**What is being asked**. Transcribe the records exactly. Pictures do not belong in the transcription.

(Saved data entries)
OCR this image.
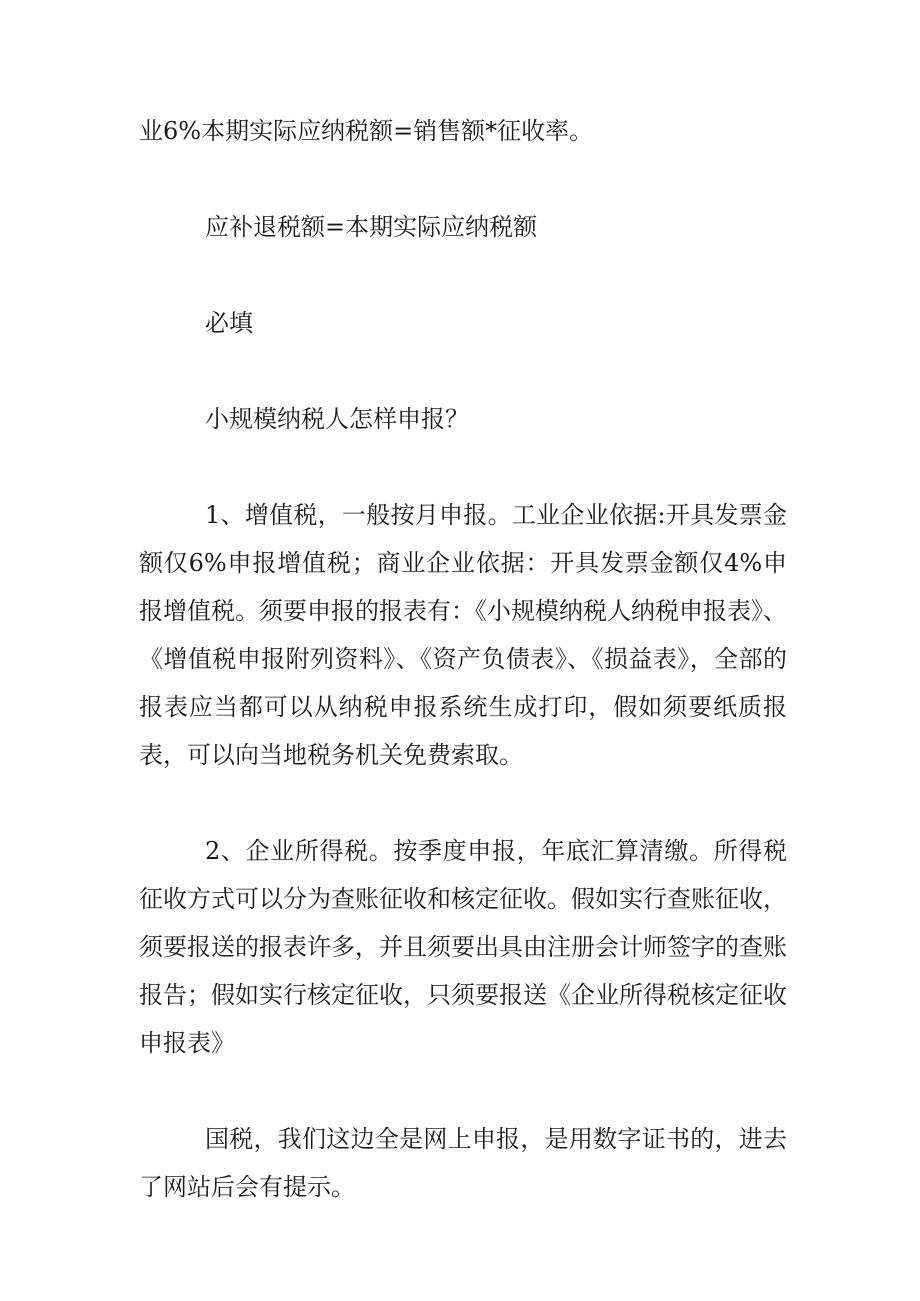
业6%本期实际应纳税额=销售额*征收率。

应补退税额=本期实际应纳税额

必填

小规模纳税人怎样申报？

1、增值税，一般按月申报。工业企业依据:开具发票金额仅6%申报增值税；商业企业依据：开具发票金额仅4%申报增值税。须要申报的报表有：《小规模纳税人纳税申报表》、《增值税申报附列资料》、《资产负债表》、《损益表》，全部的报表应当都可以从纳税申报系统生成打印，假如须要纸质报表，可以向当地税务机关免费索取。

2、企业所得税。按季度申报，年底汇算清缴。所得税征收方式可以分为查账征收和核定征收。假如实行查账征收，须要报送的报表许多，并且须要出具由注册会计师签字的查账报告；假如实行核定征收，只须要报送《企业所得税核定征收申报表》

国税，我们这边全是网上申报，是用数字证书的，进去了网站后会有提示。
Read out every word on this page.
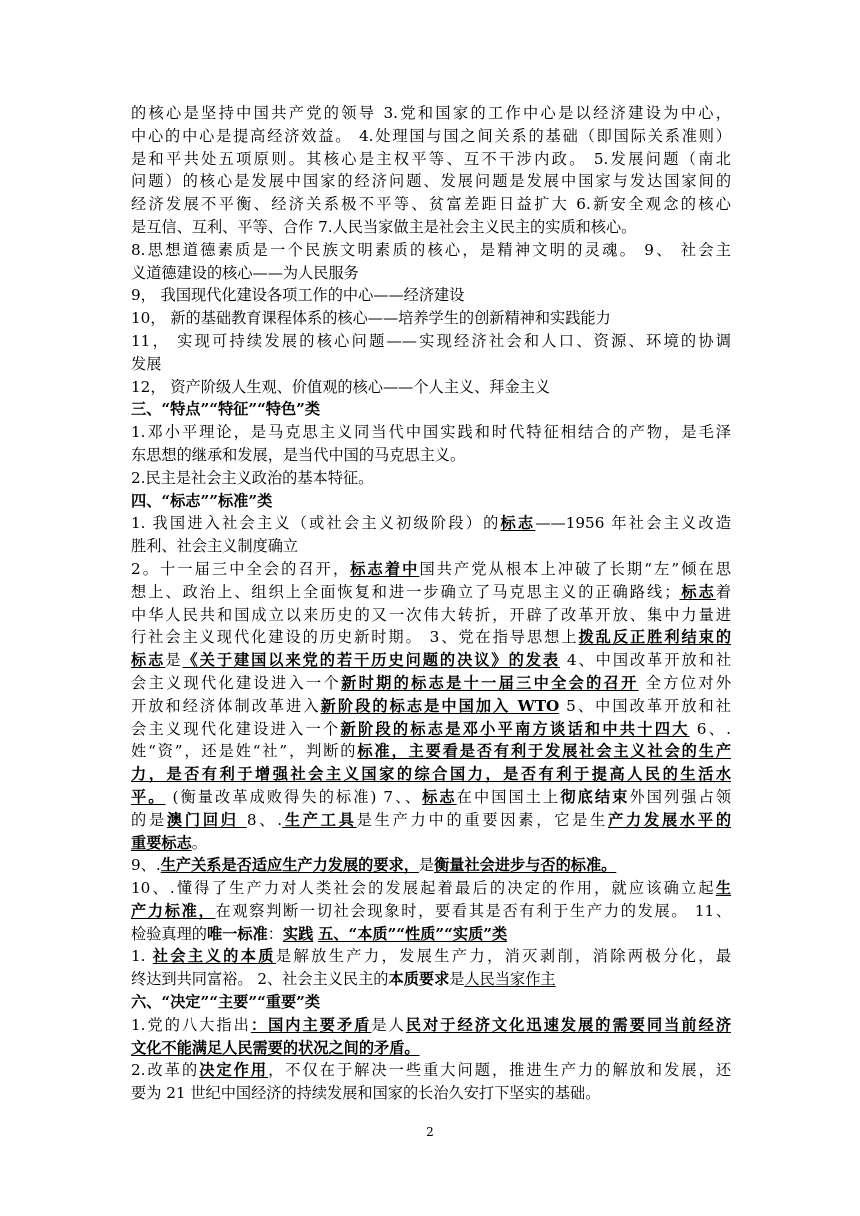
的核心是坚持中国共产党的领导 3.党和国家的工作中心是以经济建设为中心，
中心的中心是提高经济效益。 4.处理国与国之间关系的基础（即国际关系准则）
是和平共处五项原则。其核心是主权平等、互不干涉内政。 5.发展问题（南北
问题）的核心是发展中国家的经济问题、发展问题是发展中国家与发达国家间的
经济发展不平衡、经济关系极不平等、贫富差距日益扩大 6.新安全观念的核心
是互信、互利、平等、合作 7.人民当家做主是社会主义民主的实质和核心。
8.思想道德素质是一个民族文明素质的核心，是精神文明的灵魂。 9、 社会主
义道德建设的核心——为人民服务
9， 我国现代化建设各项工作的中心——经济建设
10， 新的基础教育课程体系的核心——培养学生的创新精神和实践能力
11， 实现可持续发展的核心问题——实现经济社会和人口、资源、环境的协调
发展
12， 资产阶级人生观、价值观的核心——个人主义、拜金主义
三、“特点”“特征”“特色”类
1.邓小平理论，是马克思主义同当代中国实践和时代特征相结合的产物，是毛泽
东思想的继承和发展，是当代中国的马克思主义。
2.民主是社会主义政治的基本特征。
四、“标志””标准”类
1. 我国进入社会主义（或社会主义初级阶段）的标志——1956 年社会主义改造
胜利、社会主义制度确立
2。十一届三中全会的召开，标志着中国共产党从根本上冲破了长期“左”倾在思
想上、政治上、组织上全面恢复和进一步确立了马克思主义的正确路线；标志着
中华人民共和国成立以来历史的又一次伟大转折，开辟了改革开放、集中力量进
行社会主义现代化建设的历史新时期。 3、党在指导思想上拨乱反正胜利结束的
标志是《关于建国以来党的若干历史问题的决议》的发表 4、中国改革开放和社
会主义现代化建设进入一个新时期的标志是十一届三中全会的召开 全方位对外
开放和经济体制改革进入新阶段的标志是中国加入 WTO 5、中国改革开放和社
会主义现代化建设进入一个新阶段的标志是邓小平南方谈话和中共十四大 6、.
姓“资”，还是姓“社”，判断的标准，主要看是否有利于发展社会主义社会的生产
力，是否有利于增强社会主义国家的综合国力，是否有利于提高人民的生活水
平。 (衡量改革成败得失的标准) 7、、标志在中国国土上彻底结束外国列强占领
的是澳门回归 8、.生产工具是生产力中的重要因素，它是生产力发展水平的
重要标志。
9、.生产关系是否适应生产力发展的要求，是衡量社会进步与否的标准。
10、.懂得了生产力对人类社会的发展起着最后的决定的作用，就应该确立起生
产力标准，在观察判断一切社会现象时，要看其是否有利于生产力的发展。 11、
检验真理的唯一标准：实践 五、“本质”“性质”“实质”类
1. 社会主义的本质是解放生产力，发展生产力，消灭剥削，消除两极分化，最
终达到共同富裕。 2、社会主义民主的本质要求是人民当家作主
六、“决定”“主要”“重要”类
1.党的八大指出：国内主要矛盾是人民对于经济文化迅速发展的需要同当前经济
文化不能满足人民需要的状况之间的矛盾。
2.改革的决定作用，不仅在于解决一些重大问题，推进生产力的解放和发展，还
要为 21 世纪中国经济的持续发展和国家的长治久安打下坚实的基础。
2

**Written answer**.
OCR this image.
业6%本期实际应纳税额=销售额*征收率。

应补退税额=本期实际应纳税额

必填

小规模纳税人怎样申报？

1、增值税，一般按月申报。工业企业依据:开具发票金额仅6%申报增值税；商业企业依据：开具发票金额仅4%申报增值税。须要申报的报表有：《小规模纳税人纳税申报表》、《增值税申报附列资料》、《资产负债表》、《损益表》，全部的报表应当都可以从纳税申报系统生成打印，假如须要纸质报表，可以向当地税务机关免费索取。

2、企业所得税。按季度申报，年底汇算清缴。所得税征收方式可以分为查账征收和核定征收。假如实行查账征收，须要报送的报表许多，并且须要出具由注册会计师签字的查账报告；假如实行核定征收，只须要报送《企业所得税核定征收申报表》

国税，我们这边全是网上申报，是用数字证书的，进去了网站后会有提示。
Read out every word on this page.
的核心是坚持中国共产党的领导 3.党和国家的工作中心是以经济建设为中心，
中心的中心是提高经济效益。 4.处理国与国之间关系的基础（即国际关系准则）
是和平共处五项原则。其核心是主权平等、互不干涉内政。 5.发展问题（南北
问题）的核心是发展中国家的经济问题、发展问题是发展中国家与发达国家间的
经济发展不平衡、经济关系极不平等、贫富差距日益扩大 6.新安全观念的核心
是互信、互利、平等、合作 7.人民当家做主是社会主义民主的实质和核心。
8.思想道德素质是一个民族文明素质的核心，是精神文明的灵魂。 9、 社会主
义道德建设的核心——为人民服务
9， 我国现代化建设各项工作的中心——经济建设
10， 新的基础教育课程体系的核心——培养学生的创新精神和实践能力
11， 实现可持续发展的核心问题——实现经济社会和人口、资源、环境的协调
发展
12， 资产阶级人生观、价值观的核心——个人主义、拜金主义
三、“特点”“特征”“特色”类
1.邓小平理论，是马克思主义同当代中国实践和时代特征相结合的产物，是毛泽
东思想的继承和发展，是当代中国的马克思主义。
2.民主是社会主义政治的基本特征。
四、“标志””标准”类
1. 我国进入社会主义（或社会主义初级阶段）的标志——1956 年社会主义改造
胜利、社会主义制度确立
2。十一届三中全会的召开，标志着中国共产党从根本上冲破了长期“左”倾在思
想上、政治上、组织上全面恢复和进一步确立了马克思主义的正确路线；标志着
中华人民共和国成立以来历史的又一次伟大转折，开辟了改革开放、集中力量进
行社会主义现代化建设的历史新时期。 3、党在指导思想上拨乱反正胜利结束的
标志是《关于建国以来党的若干历史问题的决议》的发表 4、中国改革开放和社
会主义现代化建设进入一个新时期的标志是十一届三中全会的召开 全方位对外
开放和经济体制改革进入新阶段的标志是中国加入 WTO 5、中国改革开放和社
会主义现代化建设进入一个新阶段的标志是邓小平南方谈话和中共十四大 6、.
姓“资”，还是姓“社”，判断的标准，主要看是否有利于发展社会主义社会的生产
力，是否有利于增强社会主义国家的综合国力，是否有利于提高人民的生活水
平。 (衡量改革成败得失的标准) 7、、标志在中国国土上彻底结束外国列强占领
的是澳门回归 8、.生产工具是生产力中的重要因素，它是生产力发展水平的
重要标志。
9、.生产关系是否适应生产力发展的要求，是衡量社会进步与否的标准。
10、.懂得了生产力对人类社会的发展起着最后的决定的作用，就应该确立起生
产力标准，在观察判断一切社会现象时，要看其是否有利于生产力的发展。 11、
检验真理的唯一标准：实践 五、“本质”“性质”“实质”类
1. 社会主义的本质是解放生产力，发展生产力，消灭剥削，消除两极分化，最
终达到共同富裕。 2、社会主义民主的本质要求是人民当家作主
六、“决定”“主要”“重要”类
1.党的八大指出：国内主要矛盾是人民对于经济文化迅速发展的需要同当前经济
文化不能满足人民需要的状况之间的矛盾。
2.改革的决定作用，不仅在于解决一些重大问题，推进生产力的解放和发展，还
要为 21 世纪中国经济的持续发展和国家的长治久安打下坚实的基础。
2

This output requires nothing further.